Start of Data records

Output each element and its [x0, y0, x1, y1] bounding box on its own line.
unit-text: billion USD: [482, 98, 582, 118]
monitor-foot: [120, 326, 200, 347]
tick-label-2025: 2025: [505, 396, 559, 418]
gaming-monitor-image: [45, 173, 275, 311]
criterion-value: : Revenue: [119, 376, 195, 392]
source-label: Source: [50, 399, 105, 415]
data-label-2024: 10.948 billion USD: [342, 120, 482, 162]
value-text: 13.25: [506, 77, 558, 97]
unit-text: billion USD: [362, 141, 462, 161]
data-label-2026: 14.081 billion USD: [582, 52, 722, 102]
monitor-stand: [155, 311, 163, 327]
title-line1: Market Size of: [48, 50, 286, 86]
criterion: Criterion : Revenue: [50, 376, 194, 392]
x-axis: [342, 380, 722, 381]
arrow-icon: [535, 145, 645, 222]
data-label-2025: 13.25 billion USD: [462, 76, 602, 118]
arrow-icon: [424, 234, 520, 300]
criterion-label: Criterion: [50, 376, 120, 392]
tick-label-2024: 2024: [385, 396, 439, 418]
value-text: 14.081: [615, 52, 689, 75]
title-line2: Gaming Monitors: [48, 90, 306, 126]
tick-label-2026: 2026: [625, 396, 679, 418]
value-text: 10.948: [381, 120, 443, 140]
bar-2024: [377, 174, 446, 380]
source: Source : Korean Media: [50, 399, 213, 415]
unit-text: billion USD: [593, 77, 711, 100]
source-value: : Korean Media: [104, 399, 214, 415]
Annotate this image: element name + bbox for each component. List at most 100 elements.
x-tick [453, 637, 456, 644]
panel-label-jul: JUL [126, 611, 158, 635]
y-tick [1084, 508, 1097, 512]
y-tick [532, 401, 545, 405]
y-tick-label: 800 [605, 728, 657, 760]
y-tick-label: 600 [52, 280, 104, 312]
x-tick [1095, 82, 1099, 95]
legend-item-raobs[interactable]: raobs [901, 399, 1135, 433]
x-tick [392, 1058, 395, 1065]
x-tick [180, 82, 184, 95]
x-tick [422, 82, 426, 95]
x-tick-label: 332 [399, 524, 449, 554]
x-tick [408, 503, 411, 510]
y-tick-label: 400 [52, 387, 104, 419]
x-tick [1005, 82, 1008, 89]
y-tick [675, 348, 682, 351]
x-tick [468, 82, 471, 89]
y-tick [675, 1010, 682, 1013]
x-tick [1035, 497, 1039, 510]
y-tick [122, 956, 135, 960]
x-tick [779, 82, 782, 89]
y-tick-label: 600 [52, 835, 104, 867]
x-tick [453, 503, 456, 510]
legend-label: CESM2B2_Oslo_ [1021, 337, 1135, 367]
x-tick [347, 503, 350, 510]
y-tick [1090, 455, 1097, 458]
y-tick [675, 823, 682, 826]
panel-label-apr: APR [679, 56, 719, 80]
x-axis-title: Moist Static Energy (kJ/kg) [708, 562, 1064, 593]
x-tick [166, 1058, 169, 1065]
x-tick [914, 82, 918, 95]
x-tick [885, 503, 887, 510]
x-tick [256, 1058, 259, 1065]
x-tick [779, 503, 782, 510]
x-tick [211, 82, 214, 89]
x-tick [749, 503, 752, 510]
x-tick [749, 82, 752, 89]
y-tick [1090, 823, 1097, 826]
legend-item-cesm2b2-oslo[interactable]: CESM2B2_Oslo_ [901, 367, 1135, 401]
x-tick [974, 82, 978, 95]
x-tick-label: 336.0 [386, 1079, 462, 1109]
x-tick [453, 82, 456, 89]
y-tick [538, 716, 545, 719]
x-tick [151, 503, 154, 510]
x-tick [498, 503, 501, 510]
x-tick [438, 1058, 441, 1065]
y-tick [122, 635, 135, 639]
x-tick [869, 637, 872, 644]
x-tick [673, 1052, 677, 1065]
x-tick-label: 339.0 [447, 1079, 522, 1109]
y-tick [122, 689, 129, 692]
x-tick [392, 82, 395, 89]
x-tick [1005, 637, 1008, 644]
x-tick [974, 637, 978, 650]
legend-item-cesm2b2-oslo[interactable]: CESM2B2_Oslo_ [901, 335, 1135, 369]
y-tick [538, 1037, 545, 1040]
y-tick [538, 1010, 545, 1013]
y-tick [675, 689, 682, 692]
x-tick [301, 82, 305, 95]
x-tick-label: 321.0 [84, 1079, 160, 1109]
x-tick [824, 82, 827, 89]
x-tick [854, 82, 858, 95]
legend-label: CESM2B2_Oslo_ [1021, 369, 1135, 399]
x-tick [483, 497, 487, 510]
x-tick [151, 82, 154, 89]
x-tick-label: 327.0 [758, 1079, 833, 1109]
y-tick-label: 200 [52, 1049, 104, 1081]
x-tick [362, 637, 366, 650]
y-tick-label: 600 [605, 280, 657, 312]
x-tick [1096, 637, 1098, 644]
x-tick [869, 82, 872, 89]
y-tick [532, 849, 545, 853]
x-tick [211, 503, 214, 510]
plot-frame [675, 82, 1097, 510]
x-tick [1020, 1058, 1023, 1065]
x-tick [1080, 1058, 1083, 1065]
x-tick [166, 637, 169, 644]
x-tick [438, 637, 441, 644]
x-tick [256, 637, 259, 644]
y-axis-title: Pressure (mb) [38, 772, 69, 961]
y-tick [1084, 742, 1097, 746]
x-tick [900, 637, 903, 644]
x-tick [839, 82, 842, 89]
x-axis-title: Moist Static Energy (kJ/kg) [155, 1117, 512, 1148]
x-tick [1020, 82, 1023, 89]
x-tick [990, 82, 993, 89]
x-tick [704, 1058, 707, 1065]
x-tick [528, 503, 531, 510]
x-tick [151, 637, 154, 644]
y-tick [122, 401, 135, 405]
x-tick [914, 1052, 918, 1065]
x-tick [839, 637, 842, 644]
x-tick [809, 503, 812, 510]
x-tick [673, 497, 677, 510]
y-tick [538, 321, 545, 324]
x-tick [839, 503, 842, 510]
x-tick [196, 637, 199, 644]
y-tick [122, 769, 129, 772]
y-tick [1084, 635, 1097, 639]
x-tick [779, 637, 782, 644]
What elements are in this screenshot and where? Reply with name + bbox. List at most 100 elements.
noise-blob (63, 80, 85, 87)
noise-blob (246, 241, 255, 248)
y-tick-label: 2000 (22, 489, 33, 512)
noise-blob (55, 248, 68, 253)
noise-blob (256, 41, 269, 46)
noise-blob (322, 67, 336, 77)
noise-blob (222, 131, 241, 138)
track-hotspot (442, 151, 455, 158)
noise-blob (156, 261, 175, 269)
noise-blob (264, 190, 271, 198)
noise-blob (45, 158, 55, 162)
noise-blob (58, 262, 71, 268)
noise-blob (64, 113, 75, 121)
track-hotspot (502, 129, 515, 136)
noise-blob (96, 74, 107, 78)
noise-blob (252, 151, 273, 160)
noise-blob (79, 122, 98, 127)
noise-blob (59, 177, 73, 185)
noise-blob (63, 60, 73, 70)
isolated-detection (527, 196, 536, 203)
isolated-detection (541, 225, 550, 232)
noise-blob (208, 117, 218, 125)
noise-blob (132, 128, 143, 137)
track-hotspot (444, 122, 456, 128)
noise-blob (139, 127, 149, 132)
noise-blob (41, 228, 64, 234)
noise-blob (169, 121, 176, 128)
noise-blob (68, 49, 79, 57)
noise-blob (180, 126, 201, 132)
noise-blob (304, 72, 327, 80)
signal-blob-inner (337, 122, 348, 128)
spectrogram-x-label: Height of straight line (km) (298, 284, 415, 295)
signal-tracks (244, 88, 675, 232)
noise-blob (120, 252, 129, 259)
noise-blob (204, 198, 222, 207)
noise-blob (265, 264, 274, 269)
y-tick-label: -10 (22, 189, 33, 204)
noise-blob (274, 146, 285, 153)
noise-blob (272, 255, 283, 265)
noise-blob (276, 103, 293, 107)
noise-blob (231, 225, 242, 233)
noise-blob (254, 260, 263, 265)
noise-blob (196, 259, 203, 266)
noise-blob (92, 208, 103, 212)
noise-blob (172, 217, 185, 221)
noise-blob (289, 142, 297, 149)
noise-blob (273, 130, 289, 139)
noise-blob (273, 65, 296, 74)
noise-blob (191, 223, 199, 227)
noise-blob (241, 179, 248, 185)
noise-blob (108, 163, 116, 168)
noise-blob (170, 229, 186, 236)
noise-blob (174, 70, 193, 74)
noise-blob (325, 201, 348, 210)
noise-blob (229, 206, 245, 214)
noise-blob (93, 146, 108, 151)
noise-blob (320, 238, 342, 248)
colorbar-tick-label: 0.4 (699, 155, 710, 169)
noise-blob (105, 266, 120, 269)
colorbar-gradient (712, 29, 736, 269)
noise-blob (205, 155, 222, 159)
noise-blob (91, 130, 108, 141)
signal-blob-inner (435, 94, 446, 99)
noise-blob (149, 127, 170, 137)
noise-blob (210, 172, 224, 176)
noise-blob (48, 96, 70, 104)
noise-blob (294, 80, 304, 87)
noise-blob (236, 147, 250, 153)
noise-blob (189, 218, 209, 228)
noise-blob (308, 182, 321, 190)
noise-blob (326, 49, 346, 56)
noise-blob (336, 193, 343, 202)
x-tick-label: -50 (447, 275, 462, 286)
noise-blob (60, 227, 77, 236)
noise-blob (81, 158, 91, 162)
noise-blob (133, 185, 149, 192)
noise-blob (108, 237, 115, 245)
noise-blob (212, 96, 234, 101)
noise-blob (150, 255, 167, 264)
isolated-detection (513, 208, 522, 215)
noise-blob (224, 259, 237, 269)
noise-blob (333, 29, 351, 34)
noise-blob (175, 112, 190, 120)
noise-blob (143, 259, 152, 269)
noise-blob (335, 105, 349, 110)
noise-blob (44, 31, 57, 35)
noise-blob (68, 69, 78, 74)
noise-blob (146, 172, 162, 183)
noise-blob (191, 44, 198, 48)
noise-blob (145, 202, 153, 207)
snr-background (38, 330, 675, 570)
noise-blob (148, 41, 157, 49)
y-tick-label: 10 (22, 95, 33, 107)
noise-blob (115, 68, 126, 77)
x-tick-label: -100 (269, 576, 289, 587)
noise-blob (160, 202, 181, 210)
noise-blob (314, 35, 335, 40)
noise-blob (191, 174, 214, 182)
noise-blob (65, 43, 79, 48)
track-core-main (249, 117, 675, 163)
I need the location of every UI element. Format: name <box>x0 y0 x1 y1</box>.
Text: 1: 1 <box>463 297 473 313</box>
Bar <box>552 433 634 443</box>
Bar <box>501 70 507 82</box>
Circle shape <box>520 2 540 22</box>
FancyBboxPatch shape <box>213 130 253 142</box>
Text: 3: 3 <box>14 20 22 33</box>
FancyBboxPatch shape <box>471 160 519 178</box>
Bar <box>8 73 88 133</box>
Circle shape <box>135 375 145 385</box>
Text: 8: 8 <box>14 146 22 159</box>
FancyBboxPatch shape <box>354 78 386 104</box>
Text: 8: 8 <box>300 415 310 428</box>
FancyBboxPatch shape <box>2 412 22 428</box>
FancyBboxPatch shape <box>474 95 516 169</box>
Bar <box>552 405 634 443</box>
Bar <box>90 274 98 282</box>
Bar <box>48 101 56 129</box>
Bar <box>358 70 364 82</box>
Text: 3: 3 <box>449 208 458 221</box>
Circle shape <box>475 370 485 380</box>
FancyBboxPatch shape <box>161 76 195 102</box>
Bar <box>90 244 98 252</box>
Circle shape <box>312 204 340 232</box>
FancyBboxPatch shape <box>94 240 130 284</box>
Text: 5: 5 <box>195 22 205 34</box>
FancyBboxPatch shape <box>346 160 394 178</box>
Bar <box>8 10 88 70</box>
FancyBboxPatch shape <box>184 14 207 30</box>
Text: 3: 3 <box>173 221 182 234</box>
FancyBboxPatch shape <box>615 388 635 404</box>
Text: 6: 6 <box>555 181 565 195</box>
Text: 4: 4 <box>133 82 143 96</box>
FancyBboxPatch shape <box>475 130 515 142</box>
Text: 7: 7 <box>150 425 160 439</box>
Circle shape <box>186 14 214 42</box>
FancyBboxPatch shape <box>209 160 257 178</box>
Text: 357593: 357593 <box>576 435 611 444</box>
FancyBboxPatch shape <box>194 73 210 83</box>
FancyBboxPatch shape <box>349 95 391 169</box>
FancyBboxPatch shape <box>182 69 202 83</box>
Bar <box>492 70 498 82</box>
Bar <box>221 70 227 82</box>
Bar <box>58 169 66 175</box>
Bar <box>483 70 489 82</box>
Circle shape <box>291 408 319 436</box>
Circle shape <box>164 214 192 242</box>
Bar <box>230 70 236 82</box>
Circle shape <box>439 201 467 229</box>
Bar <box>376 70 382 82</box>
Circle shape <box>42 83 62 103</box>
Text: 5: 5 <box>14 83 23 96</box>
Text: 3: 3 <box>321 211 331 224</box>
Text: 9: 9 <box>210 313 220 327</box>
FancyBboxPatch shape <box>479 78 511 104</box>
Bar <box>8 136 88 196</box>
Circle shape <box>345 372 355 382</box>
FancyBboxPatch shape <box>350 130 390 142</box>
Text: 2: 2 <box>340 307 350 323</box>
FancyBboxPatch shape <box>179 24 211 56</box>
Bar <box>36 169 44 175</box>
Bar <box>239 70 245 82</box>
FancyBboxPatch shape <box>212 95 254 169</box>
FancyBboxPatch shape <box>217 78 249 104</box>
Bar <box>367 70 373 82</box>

End of Data records

Problem statement
Reproduce the listing above verbatim, from its first line down to and including the line that contains "criterion-value: : Revenue: [119, 376, 195, 392]".

Task answer
Output each element and its [x0, y0, x1, y1] bounding box on its own line.
unit-text: billion USD: [482, 98, 582, 118]
monitor-foot: [120, 326, 200, 347]
tick-label-2025: 2025: [505, 396, 559, 418]
gaming-monitor-image: [45, 173, 275, 311]
criterion-value: : Revenue: [119, 376, 195, 392]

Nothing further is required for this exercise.